*Written problem*
Please reproduce each line of the records below word for word, without the pictures.

*Given records*
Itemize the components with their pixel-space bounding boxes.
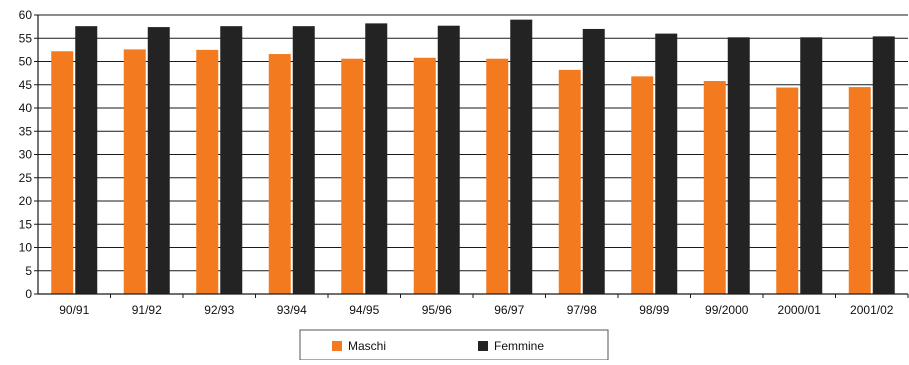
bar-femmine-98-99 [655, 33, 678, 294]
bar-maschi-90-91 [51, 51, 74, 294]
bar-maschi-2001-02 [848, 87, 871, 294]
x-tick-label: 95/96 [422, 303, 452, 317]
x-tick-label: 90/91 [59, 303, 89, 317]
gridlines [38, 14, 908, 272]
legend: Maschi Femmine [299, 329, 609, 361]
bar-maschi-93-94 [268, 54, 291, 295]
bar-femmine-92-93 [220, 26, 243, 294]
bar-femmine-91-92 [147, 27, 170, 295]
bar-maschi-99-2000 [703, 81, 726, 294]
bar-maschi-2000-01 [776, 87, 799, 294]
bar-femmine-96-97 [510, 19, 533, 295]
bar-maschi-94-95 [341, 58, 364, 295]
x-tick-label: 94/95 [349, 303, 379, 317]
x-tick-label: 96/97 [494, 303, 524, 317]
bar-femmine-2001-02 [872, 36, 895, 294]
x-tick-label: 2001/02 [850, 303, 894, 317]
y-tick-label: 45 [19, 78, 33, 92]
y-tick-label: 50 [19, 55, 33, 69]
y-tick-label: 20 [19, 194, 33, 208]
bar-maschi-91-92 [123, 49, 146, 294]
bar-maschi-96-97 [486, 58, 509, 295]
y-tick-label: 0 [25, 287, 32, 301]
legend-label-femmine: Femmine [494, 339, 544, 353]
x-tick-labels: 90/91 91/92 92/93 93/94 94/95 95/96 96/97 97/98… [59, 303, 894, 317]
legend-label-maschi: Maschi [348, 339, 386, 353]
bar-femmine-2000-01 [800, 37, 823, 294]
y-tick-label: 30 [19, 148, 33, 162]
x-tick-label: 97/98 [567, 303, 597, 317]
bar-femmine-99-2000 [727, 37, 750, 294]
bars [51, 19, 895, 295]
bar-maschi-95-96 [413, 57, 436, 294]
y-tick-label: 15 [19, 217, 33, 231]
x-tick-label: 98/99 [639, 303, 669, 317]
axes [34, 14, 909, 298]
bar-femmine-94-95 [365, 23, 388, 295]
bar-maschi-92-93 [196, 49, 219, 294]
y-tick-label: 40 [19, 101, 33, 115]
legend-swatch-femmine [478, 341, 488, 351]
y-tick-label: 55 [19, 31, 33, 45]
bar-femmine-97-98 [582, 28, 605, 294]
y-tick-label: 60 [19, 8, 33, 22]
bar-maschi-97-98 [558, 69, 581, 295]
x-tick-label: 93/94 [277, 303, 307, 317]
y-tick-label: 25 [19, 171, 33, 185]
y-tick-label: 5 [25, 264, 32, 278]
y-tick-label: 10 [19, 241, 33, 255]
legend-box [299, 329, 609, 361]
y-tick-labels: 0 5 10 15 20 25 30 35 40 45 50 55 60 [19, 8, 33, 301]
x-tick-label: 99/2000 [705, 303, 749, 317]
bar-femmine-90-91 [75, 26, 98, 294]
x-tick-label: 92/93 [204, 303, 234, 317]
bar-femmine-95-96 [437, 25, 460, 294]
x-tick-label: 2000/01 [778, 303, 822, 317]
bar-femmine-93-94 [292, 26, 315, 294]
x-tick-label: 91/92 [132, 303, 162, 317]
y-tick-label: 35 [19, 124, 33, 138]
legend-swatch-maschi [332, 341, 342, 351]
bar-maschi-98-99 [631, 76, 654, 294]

*Answer to this task*
Itemize the components with their pixel-space bounding boxes.
bar-femmine-98-99 [655, 33, 678, 294]
bar-maschi-90-91 [51, 51, 74, 294]
bar-maschi-2001-02 [848, 87, 871, 294]
x-tick-label: 95/96 [422, 303, 452, 317]
x-tick-label: 90/91 [59, 303, 89, 317]
gridlines [38, 14, 908, 272]
legend: Maschi Femmine [299, 329, 609, 361]
bar-maschi-93-94 [268, 54, 291, 295]
bar-femmine-92-93 [220, 26, 243, 294]
bar-femmine-91-92 [147, 27, 170, 295]
bar-maschi-99-2000 [703, 81, 726, 294]
bar-maschi-2000-01 [776, 87, 799, 294]
bar-femmine-96-97 [510, 19, 533, 295]
bar-maschi-94-95 [341, 58, 364, 295]
x-tick-label: 94/95 [349, 303, 379, 317]
x-tick-label: 96/97 [494, 303, 524, 317]
bar-femmine-2001-02 [872, 36, 895, 294]
x-tick-label: 2001/02 [850, 303, 894, 317]
y-tick-label: 45 [19, 78, 33, 92]
y-tick-label: 50 [19, 55, 33, 69]
y-tick-label: 20 [19, 194, 33, 208]
bar-maschi-91-92 [123, 49, 146, 294]
bar-maschi-96-97 [486, 58, 509, 295]
y-tick-label: 0 [25, 287, 32, 301]
legend-label-femmine: Femmine [494, 339, 544, 353]
x-tick-labels: 90/91 91/92 92/93 93/94 94/95 95/96 96/97 97/98… [59, 303, 894, 317]
legend-label-maschi: Maschi [348, 339, 386, 353]
bar-femmine-2000-01 [800, 37, 823, 294]
y-tick-label: 30 [19, 148, 33, 162]
x-tick-label: 97/98 [567, 303, 597, 317]
bar-femmine-99-2000 [727, 37, 750, 294]
bars [51, 19, 895, 295]
bar-maschi-95-96 [413, 57, 436, 294]
y-tick-label: 15 [19, 217, 33, 231]
x-tick-label: 98/99 [639, 303, 669, 317]
axes [34, 14, 909, 298]
bar-femmine-94-95 [365, 23, 388, 295]
bar-maschi-92-93 [196, 49, 219, 294]
y-tick-label: 40 [19, 101, 33, 115]
legend-swatch-femmine [478, 341, 488, 351]
y-tick-label: 55 [19, 31, 33, 45]
bar-femmine-97-98 [582, 28, 605, 294]
y-tick-label: 60 [19, 8, 33, 22]
bar-maschi-97-98 [558, 69, 581, 295]
x-tick-label: 93/94 [277, 303, 307, 317]
y-tick-label: 25 [19, 171, 33, 185]
y-tick-label: 5 [25, 264, 32, 278]
y-tick-label: 10 [19, 241, 33, 255]
legend-box [299, 329, 609, 361]
y-tick-labels: 0 5 10 15 20 25 30 35 40 45 50 55 60 [19, 8, 33, 301]
x-tick-label: 99/2000 [705, 303, 749, 317]
bar-femmine-90-91 [75, 26, 98, 294]
x-tick-label: 92/93 [204, 303, 234, 317]
bar-femmine-95-96 [437, 25, 460, 294]
x-tick-label: 2000/01 [778, 303, 822, 317]
bar-femmine-93-94 [292, 26, 315, 294]
x-tick-label: 91/92 [132, 303, 162, 317]
y-tick-label: 35 [19, 124, 33, 138]
legend-swatch-maschi [332, 341, 342, 351]
bar-maschi-98-99 [631, 76, 654, 294]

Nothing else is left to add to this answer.